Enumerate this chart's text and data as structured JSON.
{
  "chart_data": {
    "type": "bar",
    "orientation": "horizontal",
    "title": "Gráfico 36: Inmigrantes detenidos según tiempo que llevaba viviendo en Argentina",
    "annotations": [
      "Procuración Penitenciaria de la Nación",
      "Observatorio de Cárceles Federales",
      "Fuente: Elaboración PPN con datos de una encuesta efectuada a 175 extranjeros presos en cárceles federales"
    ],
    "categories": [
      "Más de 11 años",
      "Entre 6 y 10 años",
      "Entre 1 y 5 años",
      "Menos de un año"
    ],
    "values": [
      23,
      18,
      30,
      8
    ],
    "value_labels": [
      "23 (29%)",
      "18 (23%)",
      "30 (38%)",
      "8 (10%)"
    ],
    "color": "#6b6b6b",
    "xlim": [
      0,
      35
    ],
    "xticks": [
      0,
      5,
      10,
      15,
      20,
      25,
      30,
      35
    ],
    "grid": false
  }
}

• • • •

• [YOUR GOAL]: Set down the entries verbatim, leaving none out.

• [COMPLETE OUTPUT]:
Enumerate this chart's text and data as structured JSON.
{
  "chart_data": {
    "type": "bar",
    "orientation": "horizontal",
    "title": "Gráfico 36: Inmigrantes detenidos según tiempo que llevaba viviendo en Argentina",
    "annotations": [
      "Procuración Penitenciaria de la Nación",
      "Observatorio de Cárceles Federales",
      "Fuente: Elaboración PPN con datos de una encuesta efectuada a 175 extranjeros presos en cárceles federales"
    ],
    "categories": [
      "Más de 11 años",
      "Entre 6 y 10 años",
      "Entre 1 y 5 años",
      "Menos de un año"
    ],
    "values": [
      23,
      18,
      30,
      8
    ],
    "value_labels": [
      "23 (29%)",
      "18 (23%)",
      "30 (38%)",
      "8 (10%)"
    ],
    "color": "#6b6b6b",
    "xlim": [
      0,
      35
    ],
    "xticks": [
      0,
      5,
      10,
      15,
      20,
      25,
      30,
      35
    ],
    "grid": false
  }
}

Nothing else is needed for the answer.